_Problem requirements_
Filter the records for lines holding the string "Percentage".

_Exercise inputs_
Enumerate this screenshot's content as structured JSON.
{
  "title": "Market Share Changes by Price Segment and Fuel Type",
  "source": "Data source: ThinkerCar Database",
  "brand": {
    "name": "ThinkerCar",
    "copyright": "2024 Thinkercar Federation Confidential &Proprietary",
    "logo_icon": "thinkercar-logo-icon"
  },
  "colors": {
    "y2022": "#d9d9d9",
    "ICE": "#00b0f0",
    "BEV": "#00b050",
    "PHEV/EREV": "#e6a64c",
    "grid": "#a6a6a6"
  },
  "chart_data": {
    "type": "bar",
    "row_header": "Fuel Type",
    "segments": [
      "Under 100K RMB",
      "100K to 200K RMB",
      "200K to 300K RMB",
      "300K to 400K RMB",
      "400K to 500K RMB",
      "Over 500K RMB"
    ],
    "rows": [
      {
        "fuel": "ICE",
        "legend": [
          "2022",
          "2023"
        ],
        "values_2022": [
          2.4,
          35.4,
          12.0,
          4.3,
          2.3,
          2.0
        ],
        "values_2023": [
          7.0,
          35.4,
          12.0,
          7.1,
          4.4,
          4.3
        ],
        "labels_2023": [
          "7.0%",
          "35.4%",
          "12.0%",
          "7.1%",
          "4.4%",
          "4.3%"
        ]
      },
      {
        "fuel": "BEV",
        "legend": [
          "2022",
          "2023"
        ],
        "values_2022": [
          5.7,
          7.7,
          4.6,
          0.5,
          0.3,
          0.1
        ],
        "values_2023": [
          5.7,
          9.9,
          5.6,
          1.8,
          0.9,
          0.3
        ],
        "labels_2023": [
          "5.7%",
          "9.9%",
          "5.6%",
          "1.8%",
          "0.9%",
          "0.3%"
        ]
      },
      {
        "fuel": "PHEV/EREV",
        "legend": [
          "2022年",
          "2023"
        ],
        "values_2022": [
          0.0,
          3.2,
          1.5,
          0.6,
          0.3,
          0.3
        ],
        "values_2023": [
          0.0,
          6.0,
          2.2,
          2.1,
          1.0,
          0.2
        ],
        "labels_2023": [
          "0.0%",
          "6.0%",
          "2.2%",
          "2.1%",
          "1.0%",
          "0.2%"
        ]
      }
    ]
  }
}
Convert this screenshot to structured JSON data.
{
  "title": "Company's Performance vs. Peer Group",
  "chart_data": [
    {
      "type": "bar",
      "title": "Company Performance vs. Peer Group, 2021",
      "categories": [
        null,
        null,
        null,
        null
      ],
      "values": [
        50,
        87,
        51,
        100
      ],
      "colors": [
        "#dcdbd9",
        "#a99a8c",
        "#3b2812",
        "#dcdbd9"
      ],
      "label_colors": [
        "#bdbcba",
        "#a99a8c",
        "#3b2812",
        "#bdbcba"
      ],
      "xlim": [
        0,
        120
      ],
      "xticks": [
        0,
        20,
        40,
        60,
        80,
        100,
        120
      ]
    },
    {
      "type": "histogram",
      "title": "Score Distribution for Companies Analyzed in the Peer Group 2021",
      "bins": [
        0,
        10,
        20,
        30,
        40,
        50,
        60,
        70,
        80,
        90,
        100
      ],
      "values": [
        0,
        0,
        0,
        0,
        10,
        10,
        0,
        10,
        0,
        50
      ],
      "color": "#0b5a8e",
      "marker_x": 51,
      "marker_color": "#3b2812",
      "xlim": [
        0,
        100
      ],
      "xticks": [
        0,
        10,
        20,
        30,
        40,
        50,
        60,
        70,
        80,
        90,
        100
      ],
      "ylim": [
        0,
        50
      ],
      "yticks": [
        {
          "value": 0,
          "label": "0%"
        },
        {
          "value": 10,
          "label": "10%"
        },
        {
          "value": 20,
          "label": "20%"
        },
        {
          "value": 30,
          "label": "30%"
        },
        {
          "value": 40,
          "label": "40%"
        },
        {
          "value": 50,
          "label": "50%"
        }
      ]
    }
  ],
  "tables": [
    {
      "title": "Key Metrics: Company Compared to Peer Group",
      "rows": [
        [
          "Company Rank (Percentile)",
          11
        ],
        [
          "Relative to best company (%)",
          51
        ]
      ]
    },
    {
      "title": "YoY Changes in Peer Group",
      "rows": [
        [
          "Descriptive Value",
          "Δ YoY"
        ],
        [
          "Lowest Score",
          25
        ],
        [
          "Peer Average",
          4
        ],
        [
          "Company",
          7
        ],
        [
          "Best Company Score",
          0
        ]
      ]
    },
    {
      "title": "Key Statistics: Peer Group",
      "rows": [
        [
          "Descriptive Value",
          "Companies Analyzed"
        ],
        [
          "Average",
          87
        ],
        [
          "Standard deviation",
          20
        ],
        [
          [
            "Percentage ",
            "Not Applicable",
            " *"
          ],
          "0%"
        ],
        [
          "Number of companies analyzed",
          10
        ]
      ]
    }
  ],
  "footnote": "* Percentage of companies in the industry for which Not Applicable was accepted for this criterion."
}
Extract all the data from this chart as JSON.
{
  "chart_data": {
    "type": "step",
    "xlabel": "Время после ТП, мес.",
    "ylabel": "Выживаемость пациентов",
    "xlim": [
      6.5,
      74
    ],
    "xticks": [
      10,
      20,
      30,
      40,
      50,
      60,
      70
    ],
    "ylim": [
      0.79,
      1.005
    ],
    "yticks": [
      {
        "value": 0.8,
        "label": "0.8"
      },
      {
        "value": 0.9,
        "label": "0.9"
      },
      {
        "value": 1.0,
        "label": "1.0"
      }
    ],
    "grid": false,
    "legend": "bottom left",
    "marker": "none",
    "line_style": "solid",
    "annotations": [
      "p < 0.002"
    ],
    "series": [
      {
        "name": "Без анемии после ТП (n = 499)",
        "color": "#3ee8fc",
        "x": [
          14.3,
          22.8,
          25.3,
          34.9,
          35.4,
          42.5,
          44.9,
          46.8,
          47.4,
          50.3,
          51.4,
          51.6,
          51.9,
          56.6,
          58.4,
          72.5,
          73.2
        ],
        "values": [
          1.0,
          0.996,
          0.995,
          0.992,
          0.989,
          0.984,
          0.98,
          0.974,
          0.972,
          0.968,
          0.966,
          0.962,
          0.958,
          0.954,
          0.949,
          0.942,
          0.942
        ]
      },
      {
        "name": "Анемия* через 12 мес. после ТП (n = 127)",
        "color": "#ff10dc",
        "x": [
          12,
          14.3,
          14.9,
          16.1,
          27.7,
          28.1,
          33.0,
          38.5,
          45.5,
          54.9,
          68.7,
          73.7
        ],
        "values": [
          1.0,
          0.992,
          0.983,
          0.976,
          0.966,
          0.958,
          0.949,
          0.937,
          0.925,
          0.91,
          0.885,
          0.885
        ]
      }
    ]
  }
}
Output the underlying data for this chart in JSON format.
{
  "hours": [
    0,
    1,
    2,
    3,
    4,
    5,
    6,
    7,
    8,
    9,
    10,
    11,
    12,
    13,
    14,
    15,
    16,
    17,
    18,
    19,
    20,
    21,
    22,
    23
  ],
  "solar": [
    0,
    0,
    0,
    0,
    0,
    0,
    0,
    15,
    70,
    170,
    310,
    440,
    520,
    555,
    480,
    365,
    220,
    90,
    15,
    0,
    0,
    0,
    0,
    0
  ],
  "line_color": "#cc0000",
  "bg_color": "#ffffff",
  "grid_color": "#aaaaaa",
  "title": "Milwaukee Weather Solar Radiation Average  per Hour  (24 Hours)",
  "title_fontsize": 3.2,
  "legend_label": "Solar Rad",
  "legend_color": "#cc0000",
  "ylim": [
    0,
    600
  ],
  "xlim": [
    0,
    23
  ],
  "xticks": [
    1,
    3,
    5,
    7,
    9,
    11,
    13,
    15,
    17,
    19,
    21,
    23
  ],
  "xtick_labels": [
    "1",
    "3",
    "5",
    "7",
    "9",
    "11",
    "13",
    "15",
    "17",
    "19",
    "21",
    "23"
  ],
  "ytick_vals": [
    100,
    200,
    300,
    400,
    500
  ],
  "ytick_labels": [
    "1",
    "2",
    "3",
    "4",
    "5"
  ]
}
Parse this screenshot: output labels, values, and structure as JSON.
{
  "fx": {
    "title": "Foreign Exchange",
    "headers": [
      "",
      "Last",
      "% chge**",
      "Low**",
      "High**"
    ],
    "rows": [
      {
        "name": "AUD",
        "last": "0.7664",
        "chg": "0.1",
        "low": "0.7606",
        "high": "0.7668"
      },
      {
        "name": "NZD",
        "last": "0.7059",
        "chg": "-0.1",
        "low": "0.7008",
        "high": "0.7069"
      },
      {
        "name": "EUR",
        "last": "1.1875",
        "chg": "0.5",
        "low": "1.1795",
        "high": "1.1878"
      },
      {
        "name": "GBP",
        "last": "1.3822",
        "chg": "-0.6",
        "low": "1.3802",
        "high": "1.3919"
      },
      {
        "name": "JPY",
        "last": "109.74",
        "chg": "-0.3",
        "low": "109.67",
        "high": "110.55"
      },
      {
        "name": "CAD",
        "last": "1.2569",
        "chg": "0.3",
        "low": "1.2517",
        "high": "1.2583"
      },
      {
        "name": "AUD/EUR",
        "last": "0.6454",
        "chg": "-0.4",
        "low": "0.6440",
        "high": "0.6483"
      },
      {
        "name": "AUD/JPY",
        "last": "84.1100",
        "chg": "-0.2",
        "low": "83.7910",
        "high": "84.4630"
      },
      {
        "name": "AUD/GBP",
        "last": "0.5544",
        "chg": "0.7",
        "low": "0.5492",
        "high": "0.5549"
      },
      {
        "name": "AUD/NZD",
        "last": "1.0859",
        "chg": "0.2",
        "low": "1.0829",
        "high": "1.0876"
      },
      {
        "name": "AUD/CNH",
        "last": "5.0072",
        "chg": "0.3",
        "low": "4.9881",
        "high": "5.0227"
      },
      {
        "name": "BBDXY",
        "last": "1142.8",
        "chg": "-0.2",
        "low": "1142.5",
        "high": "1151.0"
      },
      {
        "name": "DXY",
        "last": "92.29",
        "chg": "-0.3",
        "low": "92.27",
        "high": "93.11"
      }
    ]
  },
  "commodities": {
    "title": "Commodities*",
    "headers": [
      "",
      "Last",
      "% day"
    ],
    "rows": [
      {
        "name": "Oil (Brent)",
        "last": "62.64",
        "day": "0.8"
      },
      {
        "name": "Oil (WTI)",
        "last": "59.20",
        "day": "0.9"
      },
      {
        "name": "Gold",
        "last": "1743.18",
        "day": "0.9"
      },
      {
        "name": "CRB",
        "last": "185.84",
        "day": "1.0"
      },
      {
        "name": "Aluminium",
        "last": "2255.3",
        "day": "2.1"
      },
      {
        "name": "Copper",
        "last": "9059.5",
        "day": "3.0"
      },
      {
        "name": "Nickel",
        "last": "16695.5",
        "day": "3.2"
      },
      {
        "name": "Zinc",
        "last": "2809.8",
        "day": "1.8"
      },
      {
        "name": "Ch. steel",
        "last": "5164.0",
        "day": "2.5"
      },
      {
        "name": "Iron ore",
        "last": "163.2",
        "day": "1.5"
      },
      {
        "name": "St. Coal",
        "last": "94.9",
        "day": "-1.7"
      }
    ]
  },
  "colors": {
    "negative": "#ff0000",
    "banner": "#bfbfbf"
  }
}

_Task output_
            "Percentage ",
  "footnote": "* Percentage of companies in the industry for which Not Applicable was accepted for this criterion."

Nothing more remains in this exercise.